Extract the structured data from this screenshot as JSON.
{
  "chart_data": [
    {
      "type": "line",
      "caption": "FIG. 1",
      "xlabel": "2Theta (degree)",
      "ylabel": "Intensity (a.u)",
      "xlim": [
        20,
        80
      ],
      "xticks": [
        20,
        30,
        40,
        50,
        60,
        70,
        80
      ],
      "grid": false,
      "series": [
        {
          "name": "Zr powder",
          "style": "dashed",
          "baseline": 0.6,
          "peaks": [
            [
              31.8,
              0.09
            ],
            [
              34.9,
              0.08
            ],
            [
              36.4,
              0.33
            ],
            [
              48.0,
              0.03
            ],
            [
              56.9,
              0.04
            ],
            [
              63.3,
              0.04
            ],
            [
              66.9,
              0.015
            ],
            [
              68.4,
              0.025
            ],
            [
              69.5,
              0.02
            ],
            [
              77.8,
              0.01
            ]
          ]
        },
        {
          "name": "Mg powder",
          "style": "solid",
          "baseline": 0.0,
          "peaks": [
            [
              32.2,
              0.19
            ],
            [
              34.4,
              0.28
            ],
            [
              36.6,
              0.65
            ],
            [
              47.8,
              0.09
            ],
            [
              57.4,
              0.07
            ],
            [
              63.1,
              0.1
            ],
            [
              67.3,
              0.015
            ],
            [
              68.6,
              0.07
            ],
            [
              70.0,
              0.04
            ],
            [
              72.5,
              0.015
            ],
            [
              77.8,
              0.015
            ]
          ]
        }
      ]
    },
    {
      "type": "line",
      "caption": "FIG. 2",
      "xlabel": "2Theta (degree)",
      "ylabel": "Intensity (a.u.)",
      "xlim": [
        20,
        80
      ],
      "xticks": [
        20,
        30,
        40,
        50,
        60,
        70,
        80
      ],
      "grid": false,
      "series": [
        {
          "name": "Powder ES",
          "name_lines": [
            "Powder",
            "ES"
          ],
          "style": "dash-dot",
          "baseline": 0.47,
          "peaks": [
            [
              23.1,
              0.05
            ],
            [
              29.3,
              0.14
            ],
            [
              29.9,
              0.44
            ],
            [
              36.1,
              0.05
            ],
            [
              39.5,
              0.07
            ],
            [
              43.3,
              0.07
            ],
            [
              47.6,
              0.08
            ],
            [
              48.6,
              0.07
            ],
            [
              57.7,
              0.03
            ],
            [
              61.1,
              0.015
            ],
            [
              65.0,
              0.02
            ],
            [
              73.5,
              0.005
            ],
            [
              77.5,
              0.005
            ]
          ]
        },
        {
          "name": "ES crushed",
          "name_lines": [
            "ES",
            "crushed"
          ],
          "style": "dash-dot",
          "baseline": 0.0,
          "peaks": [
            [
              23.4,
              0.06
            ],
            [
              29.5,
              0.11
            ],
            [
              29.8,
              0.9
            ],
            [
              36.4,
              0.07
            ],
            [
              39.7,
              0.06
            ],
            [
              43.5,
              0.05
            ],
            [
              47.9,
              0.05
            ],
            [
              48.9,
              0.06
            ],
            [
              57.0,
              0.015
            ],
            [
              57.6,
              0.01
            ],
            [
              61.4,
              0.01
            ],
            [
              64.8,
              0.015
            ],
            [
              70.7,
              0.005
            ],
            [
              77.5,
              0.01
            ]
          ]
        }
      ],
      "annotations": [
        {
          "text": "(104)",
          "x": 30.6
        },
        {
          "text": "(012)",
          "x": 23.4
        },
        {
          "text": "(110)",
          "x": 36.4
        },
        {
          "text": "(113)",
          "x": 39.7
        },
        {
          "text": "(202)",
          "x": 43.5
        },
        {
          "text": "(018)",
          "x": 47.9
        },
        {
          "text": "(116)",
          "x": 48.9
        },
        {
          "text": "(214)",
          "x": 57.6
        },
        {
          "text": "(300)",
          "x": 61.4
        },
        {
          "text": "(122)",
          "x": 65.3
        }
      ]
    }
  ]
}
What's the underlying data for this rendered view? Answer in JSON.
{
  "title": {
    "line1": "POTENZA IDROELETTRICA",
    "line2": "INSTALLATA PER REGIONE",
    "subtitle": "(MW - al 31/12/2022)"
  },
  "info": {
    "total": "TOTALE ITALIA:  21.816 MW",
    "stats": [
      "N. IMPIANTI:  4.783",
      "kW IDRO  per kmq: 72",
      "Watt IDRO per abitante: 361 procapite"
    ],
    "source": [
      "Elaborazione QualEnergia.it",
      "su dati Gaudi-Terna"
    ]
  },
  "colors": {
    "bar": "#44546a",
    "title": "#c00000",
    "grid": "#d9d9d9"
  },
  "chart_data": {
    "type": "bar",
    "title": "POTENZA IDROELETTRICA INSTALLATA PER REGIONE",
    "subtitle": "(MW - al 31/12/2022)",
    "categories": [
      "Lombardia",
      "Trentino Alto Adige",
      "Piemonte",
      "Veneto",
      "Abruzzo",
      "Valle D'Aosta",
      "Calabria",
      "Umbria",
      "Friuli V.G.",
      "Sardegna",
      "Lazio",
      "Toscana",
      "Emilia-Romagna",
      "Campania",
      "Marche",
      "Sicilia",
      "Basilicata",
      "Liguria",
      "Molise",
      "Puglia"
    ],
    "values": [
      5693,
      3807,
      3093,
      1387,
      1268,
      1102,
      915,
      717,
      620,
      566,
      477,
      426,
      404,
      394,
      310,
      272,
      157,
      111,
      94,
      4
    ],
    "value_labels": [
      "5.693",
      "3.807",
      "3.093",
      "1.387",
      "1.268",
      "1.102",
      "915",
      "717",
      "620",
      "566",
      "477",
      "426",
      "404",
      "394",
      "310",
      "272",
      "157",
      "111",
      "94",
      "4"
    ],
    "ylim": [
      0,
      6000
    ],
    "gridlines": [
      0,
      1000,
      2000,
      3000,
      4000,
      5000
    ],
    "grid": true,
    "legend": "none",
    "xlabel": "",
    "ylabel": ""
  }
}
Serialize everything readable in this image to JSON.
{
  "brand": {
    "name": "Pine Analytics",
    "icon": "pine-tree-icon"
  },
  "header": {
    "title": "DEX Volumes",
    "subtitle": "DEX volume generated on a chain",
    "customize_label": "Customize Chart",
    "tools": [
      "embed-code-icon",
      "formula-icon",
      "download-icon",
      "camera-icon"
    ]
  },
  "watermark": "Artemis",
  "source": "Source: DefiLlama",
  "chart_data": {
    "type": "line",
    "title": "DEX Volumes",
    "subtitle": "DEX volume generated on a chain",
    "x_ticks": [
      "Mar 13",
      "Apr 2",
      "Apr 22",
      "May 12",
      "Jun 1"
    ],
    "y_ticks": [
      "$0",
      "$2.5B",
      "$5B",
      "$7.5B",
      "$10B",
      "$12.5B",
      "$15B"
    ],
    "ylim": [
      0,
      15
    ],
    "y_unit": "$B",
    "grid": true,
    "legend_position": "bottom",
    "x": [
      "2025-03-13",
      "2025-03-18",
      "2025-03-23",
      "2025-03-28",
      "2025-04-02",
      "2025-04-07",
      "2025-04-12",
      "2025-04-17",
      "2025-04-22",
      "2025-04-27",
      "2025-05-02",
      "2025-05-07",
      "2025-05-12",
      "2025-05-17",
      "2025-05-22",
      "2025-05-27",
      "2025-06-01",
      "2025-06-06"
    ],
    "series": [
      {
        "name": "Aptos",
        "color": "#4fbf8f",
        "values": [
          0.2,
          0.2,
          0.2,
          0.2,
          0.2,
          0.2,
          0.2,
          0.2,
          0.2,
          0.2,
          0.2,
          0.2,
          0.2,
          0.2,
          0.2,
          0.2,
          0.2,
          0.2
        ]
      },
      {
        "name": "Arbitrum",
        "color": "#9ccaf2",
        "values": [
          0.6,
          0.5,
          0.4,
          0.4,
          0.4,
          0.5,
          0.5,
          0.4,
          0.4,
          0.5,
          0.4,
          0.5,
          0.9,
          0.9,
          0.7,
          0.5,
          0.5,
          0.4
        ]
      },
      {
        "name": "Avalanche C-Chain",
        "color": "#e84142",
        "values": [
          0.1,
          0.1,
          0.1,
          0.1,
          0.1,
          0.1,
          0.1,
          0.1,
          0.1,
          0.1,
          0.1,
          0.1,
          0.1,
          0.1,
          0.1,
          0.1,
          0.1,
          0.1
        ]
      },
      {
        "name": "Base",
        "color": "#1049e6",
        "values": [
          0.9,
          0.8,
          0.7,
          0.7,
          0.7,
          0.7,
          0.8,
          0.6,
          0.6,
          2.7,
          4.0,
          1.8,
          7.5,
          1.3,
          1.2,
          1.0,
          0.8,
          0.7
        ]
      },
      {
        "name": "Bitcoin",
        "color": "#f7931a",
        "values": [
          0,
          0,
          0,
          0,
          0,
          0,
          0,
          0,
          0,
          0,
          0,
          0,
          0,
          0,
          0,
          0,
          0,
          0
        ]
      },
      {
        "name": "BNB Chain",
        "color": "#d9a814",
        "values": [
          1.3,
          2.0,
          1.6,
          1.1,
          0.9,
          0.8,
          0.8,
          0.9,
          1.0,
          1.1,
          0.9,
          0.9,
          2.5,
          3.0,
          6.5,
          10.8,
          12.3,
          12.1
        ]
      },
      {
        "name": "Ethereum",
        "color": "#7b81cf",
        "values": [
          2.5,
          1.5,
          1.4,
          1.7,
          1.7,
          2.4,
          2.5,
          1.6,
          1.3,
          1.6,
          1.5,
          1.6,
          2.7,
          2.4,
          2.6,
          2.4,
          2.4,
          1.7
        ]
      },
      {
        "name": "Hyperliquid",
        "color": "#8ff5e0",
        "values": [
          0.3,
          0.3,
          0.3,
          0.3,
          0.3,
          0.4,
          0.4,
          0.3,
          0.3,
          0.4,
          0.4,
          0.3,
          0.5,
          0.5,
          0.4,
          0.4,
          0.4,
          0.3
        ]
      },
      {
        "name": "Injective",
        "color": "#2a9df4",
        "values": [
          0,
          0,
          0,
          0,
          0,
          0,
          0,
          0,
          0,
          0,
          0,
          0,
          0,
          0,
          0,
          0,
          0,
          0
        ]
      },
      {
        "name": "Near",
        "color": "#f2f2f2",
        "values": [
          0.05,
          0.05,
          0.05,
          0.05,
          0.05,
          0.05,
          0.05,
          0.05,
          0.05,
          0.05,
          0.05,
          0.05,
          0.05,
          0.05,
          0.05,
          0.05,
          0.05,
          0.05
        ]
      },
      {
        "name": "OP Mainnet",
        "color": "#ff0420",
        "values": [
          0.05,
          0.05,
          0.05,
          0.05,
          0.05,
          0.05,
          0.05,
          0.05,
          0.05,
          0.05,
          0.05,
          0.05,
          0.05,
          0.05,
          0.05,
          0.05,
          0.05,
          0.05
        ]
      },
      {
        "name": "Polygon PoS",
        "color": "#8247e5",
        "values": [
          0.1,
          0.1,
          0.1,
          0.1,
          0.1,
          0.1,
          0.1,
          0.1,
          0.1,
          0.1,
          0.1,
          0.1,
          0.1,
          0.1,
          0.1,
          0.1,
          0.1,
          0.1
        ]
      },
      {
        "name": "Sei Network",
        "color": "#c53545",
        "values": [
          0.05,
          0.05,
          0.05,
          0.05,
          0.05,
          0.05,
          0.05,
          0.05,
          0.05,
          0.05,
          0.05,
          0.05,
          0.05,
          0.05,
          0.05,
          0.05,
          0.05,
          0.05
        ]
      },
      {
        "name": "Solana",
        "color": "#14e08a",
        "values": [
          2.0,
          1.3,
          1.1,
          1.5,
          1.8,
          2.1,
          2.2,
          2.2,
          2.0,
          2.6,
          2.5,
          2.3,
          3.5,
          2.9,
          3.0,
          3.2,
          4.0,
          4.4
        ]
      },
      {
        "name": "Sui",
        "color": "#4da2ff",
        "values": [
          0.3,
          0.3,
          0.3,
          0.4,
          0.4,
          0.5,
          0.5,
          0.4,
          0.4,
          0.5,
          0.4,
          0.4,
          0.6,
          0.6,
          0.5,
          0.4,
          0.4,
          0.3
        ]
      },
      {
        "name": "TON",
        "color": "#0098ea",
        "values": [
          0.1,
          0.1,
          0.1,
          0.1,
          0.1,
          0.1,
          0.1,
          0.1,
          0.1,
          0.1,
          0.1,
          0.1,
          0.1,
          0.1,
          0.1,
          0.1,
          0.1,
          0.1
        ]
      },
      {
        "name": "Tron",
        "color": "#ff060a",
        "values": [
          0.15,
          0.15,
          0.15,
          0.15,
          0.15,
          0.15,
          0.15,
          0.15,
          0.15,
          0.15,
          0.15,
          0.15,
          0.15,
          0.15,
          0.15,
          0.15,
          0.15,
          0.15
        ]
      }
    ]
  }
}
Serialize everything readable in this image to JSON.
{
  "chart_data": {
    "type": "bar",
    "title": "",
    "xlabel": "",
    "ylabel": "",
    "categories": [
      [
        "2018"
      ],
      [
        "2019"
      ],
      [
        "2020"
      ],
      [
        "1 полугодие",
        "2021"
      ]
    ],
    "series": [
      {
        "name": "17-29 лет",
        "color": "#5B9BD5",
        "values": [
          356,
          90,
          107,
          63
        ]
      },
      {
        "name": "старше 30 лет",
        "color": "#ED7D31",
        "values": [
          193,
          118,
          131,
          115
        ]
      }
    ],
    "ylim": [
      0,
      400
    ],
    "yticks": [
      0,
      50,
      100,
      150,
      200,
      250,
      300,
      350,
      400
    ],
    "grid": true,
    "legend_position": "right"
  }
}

━━━━━━━━━━━━━━━━━━━━━━━━━━━━━━

## What the exercise asks:
Using the data above, copy each line that contains "text".

## Task result:
          "text": "(104)",
          "text": "(012)",
          "text": "(110)",
          "text": "(113)",
          "text": "(202)",
          "text": "(018)",
          "text": "(116)",
          "text": "(214)",
          "text": "(300)",
          "text": "(122)",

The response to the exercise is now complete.